>> begin Recorded information

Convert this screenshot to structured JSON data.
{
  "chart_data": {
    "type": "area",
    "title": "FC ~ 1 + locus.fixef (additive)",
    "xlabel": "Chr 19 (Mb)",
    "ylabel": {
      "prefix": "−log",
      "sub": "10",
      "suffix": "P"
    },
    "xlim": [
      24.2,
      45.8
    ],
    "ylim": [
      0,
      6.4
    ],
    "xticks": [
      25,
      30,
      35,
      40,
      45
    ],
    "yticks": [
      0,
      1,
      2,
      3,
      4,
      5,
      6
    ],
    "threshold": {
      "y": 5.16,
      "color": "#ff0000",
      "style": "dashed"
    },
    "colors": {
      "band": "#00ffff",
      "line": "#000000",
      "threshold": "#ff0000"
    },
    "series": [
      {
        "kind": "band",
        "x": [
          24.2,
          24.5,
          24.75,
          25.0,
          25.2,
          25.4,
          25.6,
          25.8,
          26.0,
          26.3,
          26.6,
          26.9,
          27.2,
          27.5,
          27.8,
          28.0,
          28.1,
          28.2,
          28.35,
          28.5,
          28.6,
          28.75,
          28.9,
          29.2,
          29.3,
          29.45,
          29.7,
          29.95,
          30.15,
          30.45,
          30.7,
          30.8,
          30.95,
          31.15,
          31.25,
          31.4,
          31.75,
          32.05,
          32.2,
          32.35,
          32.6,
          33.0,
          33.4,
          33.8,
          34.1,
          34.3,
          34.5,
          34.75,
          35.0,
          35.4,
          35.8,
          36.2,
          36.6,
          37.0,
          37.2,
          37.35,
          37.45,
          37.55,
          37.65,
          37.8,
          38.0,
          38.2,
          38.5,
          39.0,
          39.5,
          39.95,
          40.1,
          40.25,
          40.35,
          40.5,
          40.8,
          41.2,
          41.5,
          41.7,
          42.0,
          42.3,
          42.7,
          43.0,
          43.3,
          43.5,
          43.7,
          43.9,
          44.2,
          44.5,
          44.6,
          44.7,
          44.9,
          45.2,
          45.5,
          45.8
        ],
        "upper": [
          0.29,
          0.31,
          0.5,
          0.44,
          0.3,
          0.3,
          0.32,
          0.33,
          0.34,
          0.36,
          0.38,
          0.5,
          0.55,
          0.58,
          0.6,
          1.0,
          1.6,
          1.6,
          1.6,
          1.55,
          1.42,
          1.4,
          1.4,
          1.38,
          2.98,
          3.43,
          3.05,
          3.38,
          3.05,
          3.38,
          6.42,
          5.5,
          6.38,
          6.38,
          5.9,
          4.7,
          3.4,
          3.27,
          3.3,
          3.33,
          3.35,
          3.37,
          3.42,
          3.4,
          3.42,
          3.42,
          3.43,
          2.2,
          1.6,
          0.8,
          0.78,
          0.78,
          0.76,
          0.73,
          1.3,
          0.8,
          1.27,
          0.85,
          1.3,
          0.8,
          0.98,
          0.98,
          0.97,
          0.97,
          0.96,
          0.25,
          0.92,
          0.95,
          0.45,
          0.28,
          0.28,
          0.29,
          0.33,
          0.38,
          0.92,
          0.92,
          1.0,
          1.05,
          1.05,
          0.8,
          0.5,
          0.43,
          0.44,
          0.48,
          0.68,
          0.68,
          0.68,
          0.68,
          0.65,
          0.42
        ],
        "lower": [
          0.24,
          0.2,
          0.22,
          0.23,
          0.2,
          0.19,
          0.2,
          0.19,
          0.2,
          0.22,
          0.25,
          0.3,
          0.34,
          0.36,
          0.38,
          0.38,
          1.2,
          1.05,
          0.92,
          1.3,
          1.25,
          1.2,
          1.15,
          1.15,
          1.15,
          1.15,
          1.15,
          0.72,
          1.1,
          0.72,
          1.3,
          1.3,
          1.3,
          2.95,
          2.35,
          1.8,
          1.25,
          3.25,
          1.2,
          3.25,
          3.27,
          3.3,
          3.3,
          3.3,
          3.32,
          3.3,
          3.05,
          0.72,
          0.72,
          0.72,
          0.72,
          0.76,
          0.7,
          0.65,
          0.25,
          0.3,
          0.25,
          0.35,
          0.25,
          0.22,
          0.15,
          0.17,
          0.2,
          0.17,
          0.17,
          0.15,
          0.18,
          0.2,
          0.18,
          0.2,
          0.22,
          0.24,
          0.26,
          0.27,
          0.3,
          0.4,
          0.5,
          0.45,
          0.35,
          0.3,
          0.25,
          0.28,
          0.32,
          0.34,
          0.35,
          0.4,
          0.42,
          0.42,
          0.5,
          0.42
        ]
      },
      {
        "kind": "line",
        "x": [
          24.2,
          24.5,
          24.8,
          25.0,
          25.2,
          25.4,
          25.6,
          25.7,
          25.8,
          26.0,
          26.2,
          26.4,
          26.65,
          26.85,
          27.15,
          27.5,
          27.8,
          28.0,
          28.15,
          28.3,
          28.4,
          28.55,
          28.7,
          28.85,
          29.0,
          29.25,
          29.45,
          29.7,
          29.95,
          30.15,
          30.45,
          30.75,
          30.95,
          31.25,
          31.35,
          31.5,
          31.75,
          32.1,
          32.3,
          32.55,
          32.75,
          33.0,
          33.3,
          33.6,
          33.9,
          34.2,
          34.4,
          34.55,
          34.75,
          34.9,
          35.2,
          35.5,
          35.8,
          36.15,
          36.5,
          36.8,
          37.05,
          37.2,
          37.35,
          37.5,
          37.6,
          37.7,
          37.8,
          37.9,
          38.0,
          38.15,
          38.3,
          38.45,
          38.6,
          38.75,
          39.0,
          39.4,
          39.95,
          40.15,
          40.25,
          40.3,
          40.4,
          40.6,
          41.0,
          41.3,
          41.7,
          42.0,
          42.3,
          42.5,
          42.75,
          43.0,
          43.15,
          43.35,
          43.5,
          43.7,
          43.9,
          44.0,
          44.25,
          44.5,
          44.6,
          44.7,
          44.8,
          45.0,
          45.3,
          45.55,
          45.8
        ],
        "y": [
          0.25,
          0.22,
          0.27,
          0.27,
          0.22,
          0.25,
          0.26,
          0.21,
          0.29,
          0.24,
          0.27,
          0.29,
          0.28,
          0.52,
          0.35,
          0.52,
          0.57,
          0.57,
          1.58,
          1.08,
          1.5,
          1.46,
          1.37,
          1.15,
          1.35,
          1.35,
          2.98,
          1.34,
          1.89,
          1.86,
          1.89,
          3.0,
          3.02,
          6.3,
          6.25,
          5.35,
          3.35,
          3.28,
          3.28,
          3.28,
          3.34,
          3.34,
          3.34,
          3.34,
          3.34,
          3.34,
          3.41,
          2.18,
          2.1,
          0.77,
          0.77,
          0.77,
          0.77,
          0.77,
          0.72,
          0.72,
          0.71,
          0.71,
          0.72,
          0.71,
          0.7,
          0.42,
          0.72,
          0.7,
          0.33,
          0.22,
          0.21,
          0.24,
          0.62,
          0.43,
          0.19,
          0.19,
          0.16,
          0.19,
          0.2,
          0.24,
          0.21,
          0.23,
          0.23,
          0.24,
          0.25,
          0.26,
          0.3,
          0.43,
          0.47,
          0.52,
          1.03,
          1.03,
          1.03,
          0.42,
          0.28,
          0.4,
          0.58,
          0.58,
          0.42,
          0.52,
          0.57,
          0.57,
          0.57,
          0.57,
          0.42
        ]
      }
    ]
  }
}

>> end Recorded information

-- Your goal --
Could you transcribe the records in full, exactly?

-- Result of the task --
Convert this screenshot to structured JSON data.
{
  "chart_data": {
    "type": "area",
    "title": "FC ~ 1 + locus.fixef (additive)",
    "xlabel": "Chr 19 (Mb)",
    "ylabel": {
      "prefix": "−log",
      "sub": "10",
      "suffix": "P"
    },
    "xlim": [
      24.2,
      45.8
    ],
    "ylim": [
      0,
      6.4
    ],
    "xticks": [
      25,
      30,
      35,
      40,
      45
    ],
    "yticks": [
      0,
      1,
      2,
      3,
      4,
      5,
      6
    ],
    "threshold": {
      "y": 5.16,
      "color": "#ff0000",
      "style": "dashed"
    },
    "colors": {
      "band": "#00ffff",
      "line": "#000000",
      "threshold": "#ff0000"
    },
    "series": [
      {
        "kind": "band",
        "x": [
          24.2,
          24.5,
          24.75,
          25.0,
          25.2,
          25.4,
          25.6,
          25.8,
          26.0,
          26.3,
          26.6,
          26.9,
          27.2,
          27.5,
          27.8,
          28.0,
          28.1,
          28.2,
          28.35,
          28.5,
          28.6,
          28.75,
          28.9,
          29.2,
          29.3,
          29.45,
          29.7,
          29.95,
          30.15,
          30.45,
          30.7,
          30.8,
          30.95,
          31.15,
          31.25,
          31.4,
          31.75,
          32.05,
          32.2,
          32.35,
          32.6,
          33.0,
          33.4,
          33.8,
          34.1,
          34.3,
          34.5,
          34.75,
          35.0,
          35.4,
          35.8,
          36.2,
          36.6,
          37.0,
          37.2,
          37.35,
          37.45,
          37.55,
          37.65,
          37.8,
          38.0,
          38.2,
          38.5,
          39.0,
          39.5,
          39.95,
          40.1,
          40.25,
          40.35,
          40.5,
          40.8,
          41.2,
          41.5,
          41.7,
          42.0,
          42.3,
          42.7,
          43.0,
          43.3,
          43.5,
          43.7,
          43.9,
          44.2,
          44.5,
          44.6,
          44.7,
          44.9,
          45.2,
          45.5,
          45.8
        ],
        "upper": [
          0.29,
          0.31,
          0.5,
          0.44,
          0.3,
          0.3,
          0.32,
          0.33,
          0.34,
          0.36,
          0.38,
          0.5,
          0.55,
          0.58,
          0.6,
          1.0,
          1.6,
          1.6,
          1.6,
          1.55,
          1.42,
          1.4,
          1.4,
          1.38,
          2.98,
          3.43,
          3.05,
          3.38,
          3.05,
          3.38,
          6.42,
          5.5,
          6.38,
          6.38,
          5.9,
          4.7,
          3.4,
          3.27,
          3.3,
          3.33,
          3.35,
          3.37,
          3.42,
          3.4,
          3.42,
          3.42,
          3.43,
          2.2,
          1.6,
          0.8,
          0.78,
          0.78,
          0.76,
          0.73,
          1.3,
          0.8,
          1.27,
          0.85,
          1.3,
          0.8,
          0.98,
          0.98,
          0.97,
          0.97,
          0.96,
          0.25,
          0.92,
          0.95,
          0.45,
          0.28,
          0.28,
          0.29,
          0.33,
          0.38,
          0.92,
          0.92,
          1.0,
          1.05,
          1.05,
          0.8,
          0.5,
          0.43,
          0.44,
          0.48,
          0.68,
          0.68,
          0.68,
          0.68,
          0.65,
          0.42
        ],
        "lower": [
          0.24,
          0.2,
          0.22,
          0.23,
          0.2,
          0.19,
          0.2,
          0.19,
          0.2,
          0.22,
          0.25,
          0.3,
          0.34,
          0.36,
          0.38,
          0.38,
          1.2,
          1.05,
          0.92,
          1.3,
          1.25,
          1.2,
          1.15,
          1.15,
          1.15,
          1.15,
          1.15,
          0.72,
          1.1,
          0.72,
          1.3,
          1.3,
          1.3,
          2.95,
          2.35,
          1.8,
          1.25,
          3.25,
          1.2,
          3.25,
          3.27,
          3.3,
          3.3,
          3.3,
          3.32,
          3.3,
          3.05,
          0.72,
          0.72,
          0.72,
          0.72,
          0.76,
          0.7,
          0.65,
          0.25,
          0.3,
          0.25,
          0.35,
          0.25,
          0.22,
          0.15,
          0.17,
          0.2,
          0.17,
          0.17,
          0.15,
          0.18,
          0.2,
          0.18,
          0.2,
          0.22,
          0.24,
          0.26,
          0.27,
          0.3,
          0.4,
          0.5,
          0.45,
          0.35,
          0.3,
          0.25,
          0.28,
          0.32,
          0.34,
          0.35,
          0.4,
          0.42,
          0.42,
          0.5,
          0.42
        ]
      },
      {
        "kind": "line",
        "x": [
          24.2,
          24.5,
          24.8,
          25.0,
          25.2,
          25.4,
          25.6,
          25.7,
          25.8,
          26.0,
          26.2,
          26.4,
          26.65,
          26.85,
          27.15,
          27.5,
          27.8,
          28.0,
          28.15,
          28.3,
          28.4,
          28.55,
          28.7,
          28.85,
          29.0,
          29.25,
          29.45,
          29.7,
          29.95,
          30.15,
          30.45,
          30.75,
          30.95,
          31.25,
          31.35,
          31.5,
          31.75,
          32.1,
          32.3,
          32.55,
          32.75,
          33.0,
          33.3,
          33.6,
          33.9,
          34.2,
          34.4,
          34.55,
          34.75,
          34.9,
          35.2,
          35.5,
          35.8,
          36.15,
          36.5,
          36.8,
          37.05,
          37.2,
          37.35,
          37.5,
          37.6,
          37.7,
          37.8,
          37.9,
          38.0,
          38.15,
          38.3,
          38.45,
          38.6,
          38.75,
          39.0,
          39.4,
          39.95,
          40.15,
          40.25,
          40.3,
          40.4,
          40.6,
          41.0,
          41.3,
          41.7,
          42.0,
          42.3,
          42.5,
          42.75,
          43.0,
          43.15,
          43.35,
          43.5,
          43.7,
          43.9,
          44.0,
          44.25,
          44.5,
          44.6,
          44.7,
          44.8,
          45.0,
          45.3,
          45.55,
          45.8
        ],
        "y": [
          0.25,
          0.22,
          0.27,
          0.27,
          0.22,
          0.25,
          0.26,
          0.21,
          0.29,
          0.24,
          0.27,
          0.29,
          0.28,
          0.52,
          0.35,
          0.52,
          0.57,
          0.57,
          1.58,
          1.08,
          1.5,
          1.46,
          1.37,
          1.15,
          1.35,
          1.35,
          2.98,
          1.34,
          1.89,
          1.86,
          1.89,
          3.0,
          3.02,
          6.3,
          6.25,
          5.35,
          3.35,
          3.28,
          3.28,
          3.28,
          3.34,
          3.34,
          3.34,
          3.34,
          3.34,
          3.34,
          3.41,
          2.18,
          2.1,
          0.77,
          0.77,
          0.77,
          0.77,
          0.77,
          0.72,
          0.72,
          0.71,
          0.71,
          0.72,
          0.71,
          0.7,
          0.42,
          0.72,
          0.7,
          0.33,
          0.22,
          0.21,
          0.24,
          0.62,
          0.43,
          0.19,
          0.19,
          0.16,
          0.19,
          0.2,
          0.24,
          0.21,
          0.23,
          0.23,
          0.24,
          0.25,
          0.26,
          0.3,
          0.43,
          0.47,
          0.52,
          1.03,
          1.03,
          1.03,
          0.42,
          0.28,
          0.4,
          0.58,
          0.58,
          0.42,
          0.52,
          0.57,
          0.57,
          0.57,
          0.57,
          0.42
        ]
      }
    ]
  }
}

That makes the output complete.